Could you copy every line from the material below in which "crore" appears?

[Saved entries]
══════════

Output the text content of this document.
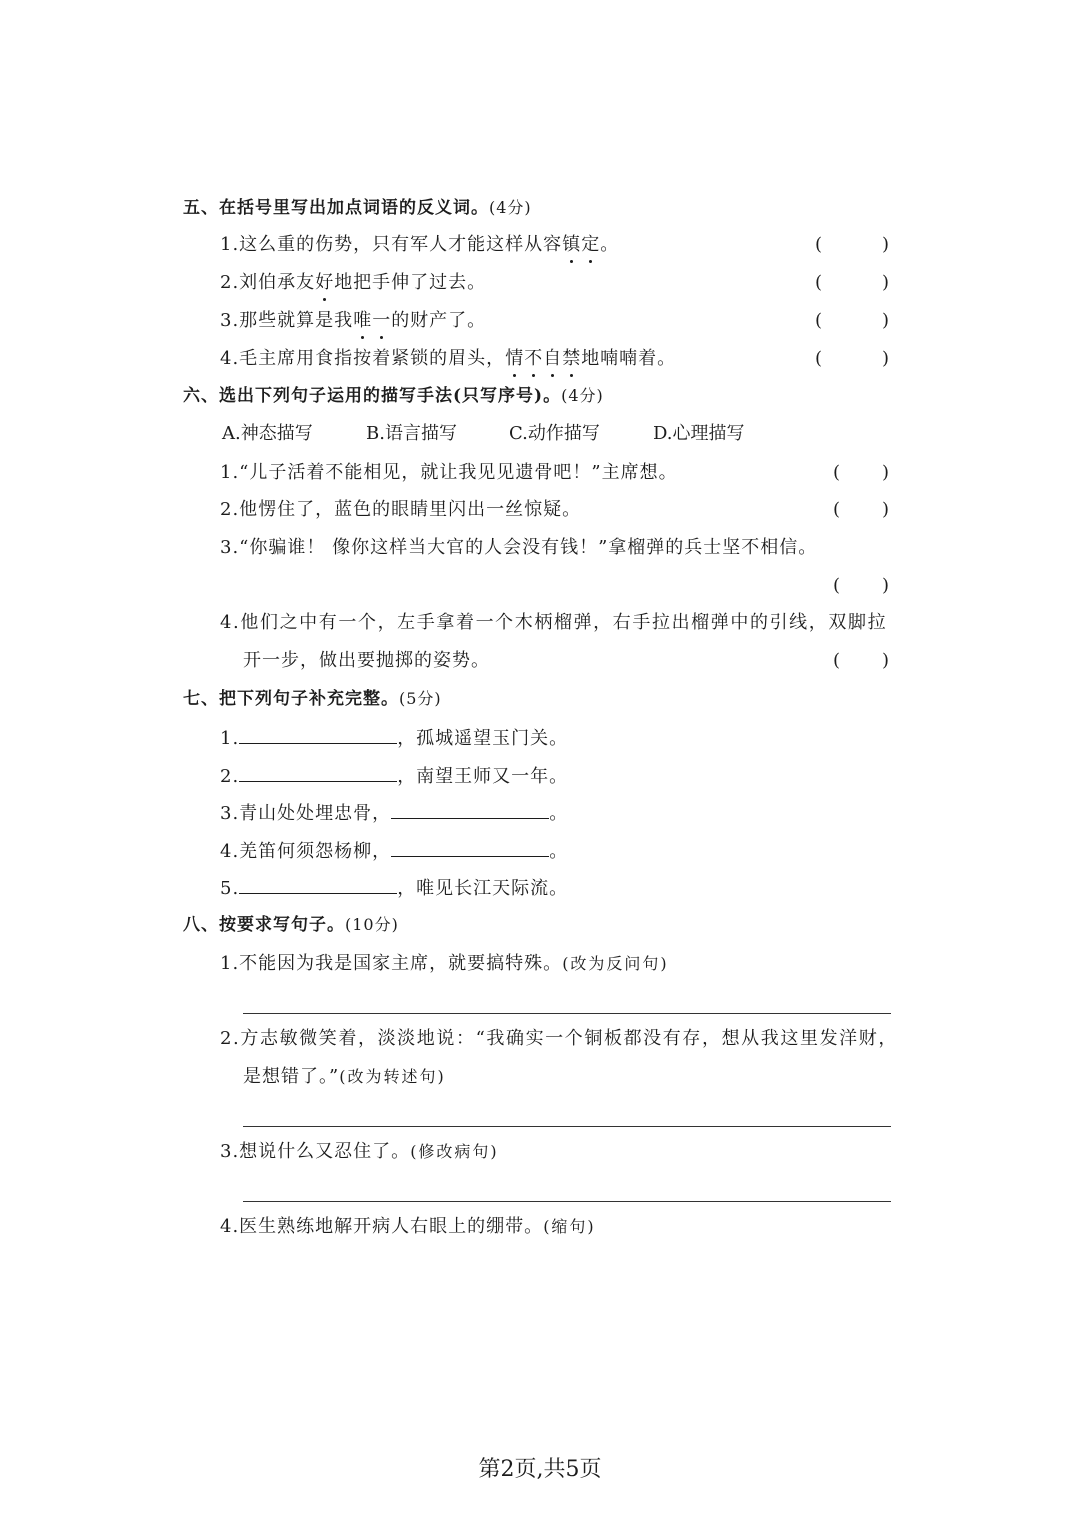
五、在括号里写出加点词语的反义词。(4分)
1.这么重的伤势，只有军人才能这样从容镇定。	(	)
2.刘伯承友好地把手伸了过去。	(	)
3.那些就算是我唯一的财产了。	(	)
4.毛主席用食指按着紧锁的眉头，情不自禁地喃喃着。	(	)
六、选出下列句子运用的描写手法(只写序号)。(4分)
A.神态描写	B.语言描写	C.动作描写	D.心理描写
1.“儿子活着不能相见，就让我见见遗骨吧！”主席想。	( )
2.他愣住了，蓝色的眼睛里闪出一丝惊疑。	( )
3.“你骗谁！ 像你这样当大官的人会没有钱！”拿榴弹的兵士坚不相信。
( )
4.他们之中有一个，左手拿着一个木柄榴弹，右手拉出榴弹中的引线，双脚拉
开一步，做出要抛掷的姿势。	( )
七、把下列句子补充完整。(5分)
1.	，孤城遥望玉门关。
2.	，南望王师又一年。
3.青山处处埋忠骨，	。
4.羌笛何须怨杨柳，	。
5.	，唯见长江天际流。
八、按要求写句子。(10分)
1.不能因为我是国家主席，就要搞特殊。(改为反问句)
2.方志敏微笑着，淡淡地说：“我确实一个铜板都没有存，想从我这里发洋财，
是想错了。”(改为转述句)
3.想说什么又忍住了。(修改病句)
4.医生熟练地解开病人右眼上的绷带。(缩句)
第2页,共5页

══════════

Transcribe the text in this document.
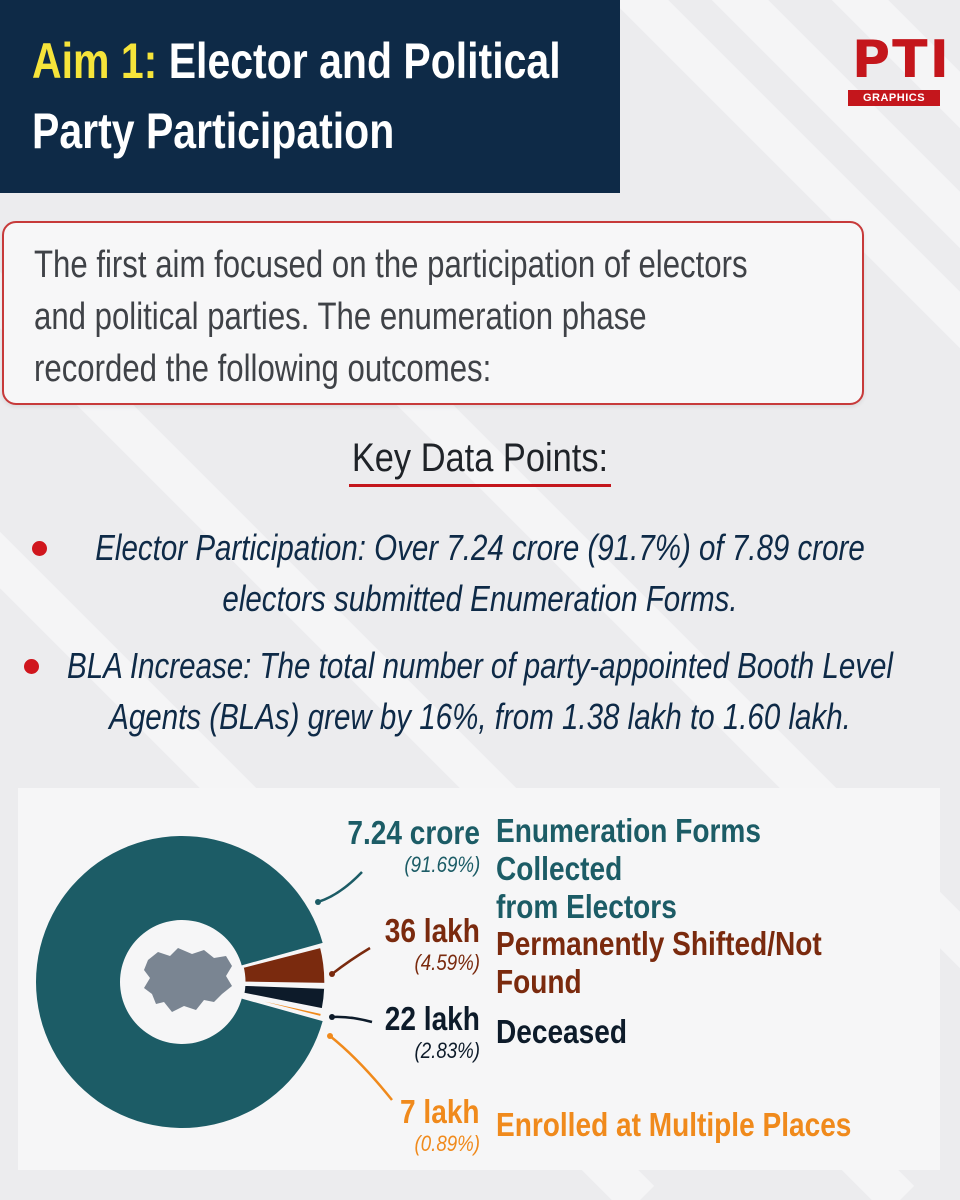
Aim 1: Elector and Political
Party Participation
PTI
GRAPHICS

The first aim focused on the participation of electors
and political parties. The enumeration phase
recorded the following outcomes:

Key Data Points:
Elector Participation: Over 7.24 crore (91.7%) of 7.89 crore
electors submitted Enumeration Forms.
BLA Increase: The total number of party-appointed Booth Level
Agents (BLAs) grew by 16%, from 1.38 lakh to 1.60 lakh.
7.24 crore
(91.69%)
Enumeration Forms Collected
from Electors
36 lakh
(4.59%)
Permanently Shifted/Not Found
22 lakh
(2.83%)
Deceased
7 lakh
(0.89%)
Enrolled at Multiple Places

══════════

__ANSWER TO THE PROBLEM__
Elector Participation: Over 7.24 crore (91.7%) of 7.89 crore
7.24 crore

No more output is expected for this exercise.